● **Items from a figure collection**
:::

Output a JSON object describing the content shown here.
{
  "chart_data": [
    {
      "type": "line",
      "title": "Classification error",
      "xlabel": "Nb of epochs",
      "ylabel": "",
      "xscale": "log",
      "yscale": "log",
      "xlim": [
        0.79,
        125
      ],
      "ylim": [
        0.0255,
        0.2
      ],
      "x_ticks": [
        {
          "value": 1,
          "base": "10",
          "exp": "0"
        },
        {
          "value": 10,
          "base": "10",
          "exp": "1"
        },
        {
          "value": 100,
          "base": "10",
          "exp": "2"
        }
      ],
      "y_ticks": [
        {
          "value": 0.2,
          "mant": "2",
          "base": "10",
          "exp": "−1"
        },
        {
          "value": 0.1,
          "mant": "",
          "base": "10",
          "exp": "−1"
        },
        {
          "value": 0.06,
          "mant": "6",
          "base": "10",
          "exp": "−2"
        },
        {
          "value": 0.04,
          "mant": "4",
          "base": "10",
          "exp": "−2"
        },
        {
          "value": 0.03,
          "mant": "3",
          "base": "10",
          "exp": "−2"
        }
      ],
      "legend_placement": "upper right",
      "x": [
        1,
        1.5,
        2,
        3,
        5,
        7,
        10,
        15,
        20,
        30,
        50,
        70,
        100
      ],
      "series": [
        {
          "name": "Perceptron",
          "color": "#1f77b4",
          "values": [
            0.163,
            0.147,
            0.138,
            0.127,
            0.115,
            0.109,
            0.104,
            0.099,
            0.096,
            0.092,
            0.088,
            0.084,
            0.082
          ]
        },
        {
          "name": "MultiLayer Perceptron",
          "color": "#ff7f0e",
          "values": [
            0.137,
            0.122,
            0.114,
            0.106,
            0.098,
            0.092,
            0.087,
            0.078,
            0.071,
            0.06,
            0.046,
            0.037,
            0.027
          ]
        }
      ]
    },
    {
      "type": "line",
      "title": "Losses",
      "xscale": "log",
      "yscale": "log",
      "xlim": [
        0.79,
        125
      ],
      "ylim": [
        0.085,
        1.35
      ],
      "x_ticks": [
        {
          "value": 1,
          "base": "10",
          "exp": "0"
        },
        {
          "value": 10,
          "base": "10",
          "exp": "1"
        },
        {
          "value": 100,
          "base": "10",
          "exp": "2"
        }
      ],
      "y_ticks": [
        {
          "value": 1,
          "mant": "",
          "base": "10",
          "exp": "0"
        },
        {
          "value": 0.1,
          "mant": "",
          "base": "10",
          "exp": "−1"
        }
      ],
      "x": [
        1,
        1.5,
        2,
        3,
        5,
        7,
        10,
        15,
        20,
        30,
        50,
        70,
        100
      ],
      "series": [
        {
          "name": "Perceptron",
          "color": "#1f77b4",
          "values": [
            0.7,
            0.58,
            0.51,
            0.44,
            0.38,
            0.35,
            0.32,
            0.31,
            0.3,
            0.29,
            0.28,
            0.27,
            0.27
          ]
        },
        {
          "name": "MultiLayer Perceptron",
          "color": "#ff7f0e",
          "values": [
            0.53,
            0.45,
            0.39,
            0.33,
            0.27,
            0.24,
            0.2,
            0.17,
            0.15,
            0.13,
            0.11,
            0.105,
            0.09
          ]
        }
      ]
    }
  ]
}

:::

● **TASK OBJECTIVE**
Search the lines for the string "title" and copy every line that has it.

● **THE ANSWER**
      "title": "Classification error",
      "title": "Losses",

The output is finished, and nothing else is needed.